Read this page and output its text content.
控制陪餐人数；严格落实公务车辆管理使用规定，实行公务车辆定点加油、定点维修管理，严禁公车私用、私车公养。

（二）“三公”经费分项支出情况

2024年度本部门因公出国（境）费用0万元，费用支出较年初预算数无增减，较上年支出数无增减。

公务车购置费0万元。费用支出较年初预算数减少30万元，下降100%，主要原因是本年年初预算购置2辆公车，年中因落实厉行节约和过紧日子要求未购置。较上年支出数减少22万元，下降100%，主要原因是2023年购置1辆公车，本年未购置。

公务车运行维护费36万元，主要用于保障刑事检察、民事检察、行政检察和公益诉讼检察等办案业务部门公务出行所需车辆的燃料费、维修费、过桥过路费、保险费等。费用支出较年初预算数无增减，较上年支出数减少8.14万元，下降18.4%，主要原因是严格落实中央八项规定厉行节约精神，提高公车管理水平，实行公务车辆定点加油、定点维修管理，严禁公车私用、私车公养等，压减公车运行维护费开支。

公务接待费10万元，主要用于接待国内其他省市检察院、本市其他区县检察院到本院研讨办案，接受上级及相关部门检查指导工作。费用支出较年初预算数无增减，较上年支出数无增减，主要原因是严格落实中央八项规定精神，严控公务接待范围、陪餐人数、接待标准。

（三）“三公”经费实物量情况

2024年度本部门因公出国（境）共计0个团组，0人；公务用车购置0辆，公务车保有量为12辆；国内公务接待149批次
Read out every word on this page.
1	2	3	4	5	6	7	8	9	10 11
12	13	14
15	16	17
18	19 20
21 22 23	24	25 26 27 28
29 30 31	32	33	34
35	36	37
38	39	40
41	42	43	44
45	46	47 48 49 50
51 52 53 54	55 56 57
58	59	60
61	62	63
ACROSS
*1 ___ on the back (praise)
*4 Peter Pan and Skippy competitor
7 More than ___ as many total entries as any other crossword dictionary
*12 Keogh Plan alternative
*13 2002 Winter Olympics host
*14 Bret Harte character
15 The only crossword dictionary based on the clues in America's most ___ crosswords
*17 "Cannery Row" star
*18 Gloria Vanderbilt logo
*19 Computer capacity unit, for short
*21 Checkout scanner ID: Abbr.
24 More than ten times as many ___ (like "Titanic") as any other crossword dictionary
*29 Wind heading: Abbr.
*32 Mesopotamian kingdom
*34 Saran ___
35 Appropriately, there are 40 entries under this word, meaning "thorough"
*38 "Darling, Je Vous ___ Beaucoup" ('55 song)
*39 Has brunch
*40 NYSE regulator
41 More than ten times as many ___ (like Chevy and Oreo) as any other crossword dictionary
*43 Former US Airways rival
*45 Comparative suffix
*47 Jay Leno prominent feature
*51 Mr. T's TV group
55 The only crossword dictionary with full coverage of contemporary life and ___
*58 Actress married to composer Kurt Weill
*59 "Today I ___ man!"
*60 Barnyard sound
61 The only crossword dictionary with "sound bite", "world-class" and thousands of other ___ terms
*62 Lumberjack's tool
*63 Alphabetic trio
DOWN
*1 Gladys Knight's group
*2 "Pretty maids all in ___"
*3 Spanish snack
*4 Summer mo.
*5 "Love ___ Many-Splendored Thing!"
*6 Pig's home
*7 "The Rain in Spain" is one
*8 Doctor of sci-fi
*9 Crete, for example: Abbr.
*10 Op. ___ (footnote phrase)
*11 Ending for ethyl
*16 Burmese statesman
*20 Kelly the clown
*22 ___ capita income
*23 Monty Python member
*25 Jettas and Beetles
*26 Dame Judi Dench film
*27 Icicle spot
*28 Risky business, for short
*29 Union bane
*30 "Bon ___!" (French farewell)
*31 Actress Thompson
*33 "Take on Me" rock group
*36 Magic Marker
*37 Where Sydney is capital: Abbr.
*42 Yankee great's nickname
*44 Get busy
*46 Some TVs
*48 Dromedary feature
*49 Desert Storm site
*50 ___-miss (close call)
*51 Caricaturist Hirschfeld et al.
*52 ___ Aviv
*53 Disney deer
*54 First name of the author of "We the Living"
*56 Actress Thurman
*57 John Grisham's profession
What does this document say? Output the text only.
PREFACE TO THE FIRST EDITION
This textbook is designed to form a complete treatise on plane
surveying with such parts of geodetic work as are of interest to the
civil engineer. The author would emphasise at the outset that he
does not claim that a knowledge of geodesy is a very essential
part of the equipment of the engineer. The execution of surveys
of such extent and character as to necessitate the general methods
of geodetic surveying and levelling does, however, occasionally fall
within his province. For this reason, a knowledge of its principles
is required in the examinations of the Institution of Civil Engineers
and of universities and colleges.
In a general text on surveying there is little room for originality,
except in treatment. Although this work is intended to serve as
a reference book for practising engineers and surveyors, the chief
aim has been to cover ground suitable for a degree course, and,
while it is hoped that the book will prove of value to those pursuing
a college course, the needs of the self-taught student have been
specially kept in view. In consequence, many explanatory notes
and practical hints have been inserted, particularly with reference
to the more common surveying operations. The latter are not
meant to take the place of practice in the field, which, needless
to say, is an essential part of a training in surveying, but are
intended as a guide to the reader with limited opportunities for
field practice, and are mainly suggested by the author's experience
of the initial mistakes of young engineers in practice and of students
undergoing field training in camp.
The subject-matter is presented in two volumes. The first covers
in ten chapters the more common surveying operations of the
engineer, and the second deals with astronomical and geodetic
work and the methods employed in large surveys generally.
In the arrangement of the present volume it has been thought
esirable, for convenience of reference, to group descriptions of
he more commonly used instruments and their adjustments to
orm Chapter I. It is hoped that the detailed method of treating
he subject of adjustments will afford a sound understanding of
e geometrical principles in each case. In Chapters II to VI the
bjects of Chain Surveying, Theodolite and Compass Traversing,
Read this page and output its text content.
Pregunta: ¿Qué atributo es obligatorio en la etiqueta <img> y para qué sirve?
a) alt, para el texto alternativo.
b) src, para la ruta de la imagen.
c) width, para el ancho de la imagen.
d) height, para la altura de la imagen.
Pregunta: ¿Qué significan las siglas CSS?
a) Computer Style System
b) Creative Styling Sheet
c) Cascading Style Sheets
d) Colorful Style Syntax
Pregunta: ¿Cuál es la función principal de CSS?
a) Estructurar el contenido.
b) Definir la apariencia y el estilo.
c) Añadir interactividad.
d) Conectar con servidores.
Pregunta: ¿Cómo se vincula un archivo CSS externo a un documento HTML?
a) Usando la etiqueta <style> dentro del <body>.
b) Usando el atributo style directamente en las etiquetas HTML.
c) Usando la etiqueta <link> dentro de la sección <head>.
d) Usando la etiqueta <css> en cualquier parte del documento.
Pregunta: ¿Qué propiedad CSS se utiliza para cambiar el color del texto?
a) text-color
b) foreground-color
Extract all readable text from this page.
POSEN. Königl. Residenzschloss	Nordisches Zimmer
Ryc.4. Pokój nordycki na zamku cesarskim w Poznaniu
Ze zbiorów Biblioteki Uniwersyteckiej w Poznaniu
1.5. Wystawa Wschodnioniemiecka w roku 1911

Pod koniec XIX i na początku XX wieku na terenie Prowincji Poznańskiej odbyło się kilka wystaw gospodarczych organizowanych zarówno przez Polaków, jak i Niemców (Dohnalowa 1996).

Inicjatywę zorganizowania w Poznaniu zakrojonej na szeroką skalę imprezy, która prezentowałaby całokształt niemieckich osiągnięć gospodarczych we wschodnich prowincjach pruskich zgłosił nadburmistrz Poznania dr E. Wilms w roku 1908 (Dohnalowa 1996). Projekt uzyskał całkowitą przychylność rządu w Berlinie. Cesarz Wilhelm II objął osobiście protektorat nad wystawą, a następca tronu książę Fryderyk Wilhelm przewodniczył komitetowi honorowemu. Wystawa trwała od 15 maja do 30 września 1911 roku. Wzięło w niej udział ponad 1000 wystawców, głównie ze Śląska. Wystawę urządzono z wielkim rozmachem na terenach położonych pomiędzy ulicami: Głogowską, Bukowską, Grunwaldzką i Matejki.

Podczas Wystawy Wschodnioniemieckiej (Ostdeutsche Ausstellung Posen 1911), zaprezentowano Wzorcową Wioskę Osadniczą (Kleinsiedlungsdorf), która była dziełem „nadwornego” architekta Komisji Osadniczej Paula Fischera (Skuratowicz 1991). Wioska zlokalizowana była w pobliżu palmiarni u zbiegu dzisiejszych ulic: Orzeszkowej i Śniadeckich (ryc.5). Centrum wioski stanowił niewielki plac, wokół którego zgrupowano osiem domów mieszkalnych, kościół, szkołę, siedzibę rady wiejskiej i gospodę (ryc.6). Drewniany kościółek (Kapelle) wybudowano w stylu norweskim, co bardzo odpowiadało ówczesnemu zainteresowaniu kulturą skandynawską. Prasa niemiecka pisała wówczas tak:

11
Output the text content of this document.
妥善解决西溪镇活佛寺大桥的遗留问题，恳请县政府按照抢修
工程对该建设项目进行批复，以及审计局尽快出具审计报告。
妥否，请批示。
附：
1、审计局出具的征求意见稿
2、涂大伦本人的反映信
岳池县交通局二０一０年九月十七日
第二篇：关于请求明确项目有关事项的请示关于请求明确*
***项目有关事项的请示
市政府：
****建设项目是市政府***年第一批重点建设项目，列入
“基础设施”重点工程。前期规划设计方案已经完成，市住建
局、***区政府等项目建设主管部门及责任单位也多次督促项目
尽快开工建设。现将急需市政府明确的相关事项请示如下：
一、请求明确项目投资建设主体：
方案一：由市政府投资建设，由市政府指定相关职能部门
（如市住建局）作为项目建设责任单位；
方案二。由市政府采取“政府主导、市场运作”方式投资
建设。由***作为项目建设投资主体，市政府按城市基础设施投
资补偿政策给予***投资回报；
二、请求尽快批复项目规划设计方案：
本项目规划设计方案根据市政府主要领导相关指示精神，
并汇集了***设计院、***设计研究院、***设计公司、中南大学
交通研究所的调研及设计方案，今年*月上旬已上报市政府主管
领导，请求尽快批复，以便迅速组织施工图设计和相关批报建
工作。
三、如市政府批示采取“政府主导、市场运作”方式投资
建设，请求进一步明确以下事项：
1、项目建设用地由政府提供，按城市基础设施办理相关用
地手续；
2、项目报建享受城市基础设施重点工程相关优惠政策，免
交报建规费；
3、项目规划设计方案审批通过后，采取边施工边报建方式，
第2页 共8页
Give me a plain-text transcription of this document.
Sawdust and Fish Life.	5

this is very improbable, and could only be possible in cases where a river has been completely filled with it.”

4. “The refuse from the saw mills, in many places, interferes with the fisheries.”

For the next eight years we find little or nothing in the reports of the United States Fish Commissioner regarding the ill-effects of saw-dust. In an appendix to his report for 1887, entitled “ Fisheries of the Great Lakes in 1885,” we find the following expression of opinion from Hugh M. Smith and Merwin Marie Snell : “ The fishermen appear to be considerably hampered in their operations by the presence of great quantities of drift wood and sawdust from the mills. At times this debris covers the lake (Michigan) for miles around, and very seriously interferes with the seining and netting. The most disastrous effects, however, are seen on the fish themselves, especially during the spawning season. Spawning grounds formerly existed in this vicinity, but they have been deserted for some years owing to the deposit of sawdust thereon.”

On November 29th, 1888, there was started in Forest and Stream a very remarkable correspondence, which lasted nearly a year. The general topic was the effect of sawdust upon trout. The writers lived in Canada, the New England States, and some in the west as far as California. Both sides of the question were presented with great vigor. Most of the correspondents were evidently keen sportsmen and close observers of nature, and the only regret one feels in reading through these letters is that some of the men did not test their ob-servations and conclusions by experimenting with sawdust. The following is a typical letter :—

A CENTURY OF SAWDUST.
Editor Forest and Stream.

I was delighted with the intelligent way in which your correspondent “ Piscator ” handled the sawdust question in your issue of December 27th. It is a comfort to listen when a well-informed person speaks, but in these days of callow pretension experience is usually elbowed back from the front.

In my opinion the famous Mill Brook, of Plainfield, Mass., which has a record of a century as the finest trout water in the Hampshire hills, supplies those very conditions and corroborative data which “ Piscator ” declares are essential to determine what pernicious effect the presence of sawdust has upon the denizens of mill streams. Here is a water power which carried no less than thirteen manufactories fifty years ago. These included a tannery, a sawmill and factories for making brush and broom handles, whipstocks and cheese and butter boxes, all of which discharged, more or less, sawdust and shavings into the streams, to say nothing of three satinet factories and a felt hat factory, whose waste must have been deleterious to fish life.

● ● ● ● ●

- [Task to complete]
Go through the listing above and locate each line that holds the word "entries". Copy those lines.

- [Response]
7 More than ___ as many total entries as any other crossword dictionary
35 Appropriately, there are 40 entries under this word, meaning "thorough"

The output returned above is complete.